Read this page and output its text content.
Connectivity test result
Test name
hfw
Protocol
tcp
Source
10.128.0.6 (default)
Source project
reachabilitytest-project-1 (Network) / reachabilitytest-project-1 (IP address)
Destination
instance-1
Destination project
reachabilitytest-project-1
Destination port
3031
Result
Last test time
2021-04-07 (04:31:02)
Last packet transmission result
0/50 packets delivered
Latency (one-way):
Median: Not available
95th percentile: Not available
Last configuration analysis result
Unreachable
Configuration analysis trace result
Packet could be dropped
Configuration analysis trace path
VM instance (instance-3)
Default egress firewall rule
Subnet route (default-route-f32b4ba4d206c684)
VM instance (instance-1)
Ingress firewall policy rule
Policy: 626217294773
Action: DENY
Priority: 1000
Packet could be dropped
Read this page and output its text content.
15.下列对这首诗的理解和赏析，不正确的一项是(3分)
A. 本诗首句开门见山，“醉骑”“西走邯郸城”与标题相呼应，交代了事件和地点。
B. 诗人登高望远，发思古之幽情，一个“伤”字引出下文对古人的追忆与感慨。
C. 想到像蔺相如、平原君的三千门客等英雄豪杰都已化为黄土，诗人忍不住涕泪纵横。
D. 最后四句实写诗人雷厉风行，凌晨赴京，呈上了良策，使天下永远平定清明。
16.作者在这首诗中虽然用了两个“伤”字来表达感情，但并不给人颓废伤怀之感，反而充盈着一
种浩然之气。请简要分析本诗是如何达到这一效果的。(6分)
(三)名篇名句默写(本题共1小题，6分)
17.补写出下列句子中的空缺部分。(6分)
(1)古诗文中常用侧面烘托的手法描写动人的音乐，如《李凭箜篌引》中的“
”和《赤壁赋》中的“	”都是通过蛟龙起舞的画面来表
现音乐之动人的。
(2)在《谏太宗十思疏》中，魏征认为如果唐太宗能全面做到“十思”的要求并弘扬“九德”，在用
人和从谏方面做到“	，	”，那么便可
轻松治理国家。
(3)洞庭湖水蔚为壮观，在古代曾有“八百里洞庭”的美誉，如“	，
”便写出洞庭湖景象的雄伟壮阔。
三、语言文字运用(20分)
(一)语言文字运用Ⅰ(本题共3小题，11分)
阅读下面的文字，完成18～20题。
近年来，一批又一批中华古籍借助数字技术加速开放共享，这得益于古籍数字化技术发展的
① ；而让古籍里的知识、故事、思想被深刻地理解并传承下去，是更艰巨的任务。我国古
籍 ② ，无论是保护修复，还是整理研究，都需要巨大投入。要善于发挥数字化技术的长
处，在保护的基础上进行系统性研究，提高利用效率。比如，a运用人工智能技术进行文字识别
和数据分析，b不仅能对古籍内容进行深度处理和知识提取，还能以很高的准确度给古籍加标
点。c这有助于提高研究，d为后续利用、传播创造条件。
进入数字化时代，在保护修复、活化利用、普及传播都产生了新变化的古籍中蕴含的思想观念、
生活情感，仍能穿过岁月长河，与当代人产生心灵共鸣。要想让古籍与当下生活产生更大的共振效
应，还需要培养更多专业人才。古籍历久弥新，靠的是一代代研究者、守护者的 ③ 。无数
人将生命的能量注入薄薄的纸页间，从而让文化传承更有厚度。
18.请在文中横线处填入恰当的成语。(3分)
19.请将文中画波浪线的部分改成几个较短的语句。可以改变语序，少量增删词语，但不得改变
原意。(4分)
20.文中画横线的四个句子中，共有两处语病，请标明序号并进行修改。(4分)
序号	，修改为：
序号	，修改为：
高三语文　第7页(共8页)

• [EXERCISE DIRECTIONS]: Reproduce each record exactly, leaving nothing out.

• [RESPONSE TO THIS TASK]:
Read this page and output its text content.
Connectivity test result
Test name
hfw
Protocol
tcp
Source
10.128.0.6 (default)
Source project
reachabilitytest-project-1 (Network) / reachabilitytest-project-1 (IP address)
Destination
instance-1
Destination project
reachabilitytest-project-1
Destination port
3031
Result
Last test time
2021-04-07 (04:31:02)
Last packet transmission result
0/50 packets delivered
Latency (one-way):
Median: Not available
95th percentile: Not available
Last configuration analysis result
Unreachable
Configuration analysis trace result
Packet could be dropped
Configuration analysis trace path
VM instance (instance-3)
Default egress firewall rule
Subnet route (default-route-f32b4ba4d206c684)
VM instance (instance-1)
Ingress firewall policy rule
Policy: 626217294773
Action: DENY
Priority: 1000
Packet could be dropped
Read this page and output its text content.
15.下列对这首诗的理解和赏析，不正确的一项是(3分)
A. 本诗首句开门见山，“醉骑”“西走邯郸城”与标题相呼应，交代了事件和地点。
B. 诗人登高望远，发思古之幽情，一个“伤”字引出下文对古人的追忆与感慨。
C. 想到像蔺相如、平原君的三千门客等英雄豪杰都已化为黄土，诗人忍不住涕泪纵横。
D. 最后四句实写诗人雷厉风行，凌晨赴京，呈上了良策，使天下永远平定清明。
16.作者在这首诗中虽然用了两个“伤”字来表达感情，但并不给人颓废伤怀之感，反而充盈着一
种浩然之气。请简要分析本诗是如何达到这一效果的。(6分)
(三)名篇名句默写(本题共1小题，6分)
17.补写出下列句子中的空缺部分。(6分)
(1)古诗文中常用侧面烘托的手法描写动人的音乐，如《李凭箜篌引》中的“
”和《赤壁赋》中的“	”都是通过蛟龙起舞的画面来表
现音乐之动人的。
(2)在《谏太宗十思疏》中，魏征认为如果唐太宗能全面做到“十思”的要求并弘扬“九德”，在用
人和从谏方面做到“	，	”，那么便可
轻松治理国家。
(3)洞庭湖水蔚为壮观，在古代曾有“八百里洞庭”的美誉，如“	，
”便写出洞庭湖景象的雄伟壮阔。
三、语言文字运用(20分)
(一)语言文字运用Ⅰ(本题共3小题，11分)
阅读下面的文字，完成18～20题。
近年来，一批又一批中华古籍借助数字技术加速开放共享，这得益于古籍数字化技术发展的
① ；而让古籍里的知识、故事、思想被深刻地理解并传承下去，是更艰巨的任务。我国古
籍 ② ，无论是保护修复，还是整理研究，都需要巨大投入。要善于发挥数字化技术的长
处，在保护的基础上进行系统性研究，提高利用效率。比如，a运用人工智能技术进行文字识别
和数据分析，b不仅能对古籍内容进行深度处理和知识提取，还能以很高的准确度给古籍加标
点。c这有助于提高研究，d为后续利用、传播创造条件。
进入数字化时代，在保护修复、活化利用、普及传播都产生了新变化的古籍中蕴含的思想观念、
生活情感，仍能穿过岁月长河，与当代人产生心灵共鸣。要想让古籍与当下生活产生更大的共振效
应，还需要培养更多专业人才。古籍历久弥新，靠的是一代代研究者、守护者的 ③ 。无数
人将生命的能量注入薄薄的纸页间，从而让文化传承更有厚度。
18.请在文中横线处填入恰当的成语。(3分)
19.请将文中画波浪线的部分改成几个较短的语句。可以改变语序，少量增删词语，但不得改变
原意。(4分)
20.文中画横线的四个句子中，共有两处语病，请标明序号并进行修改。(4分)
序号	，修改为：
序号	，修改为：
高三语文　第7页(共8页)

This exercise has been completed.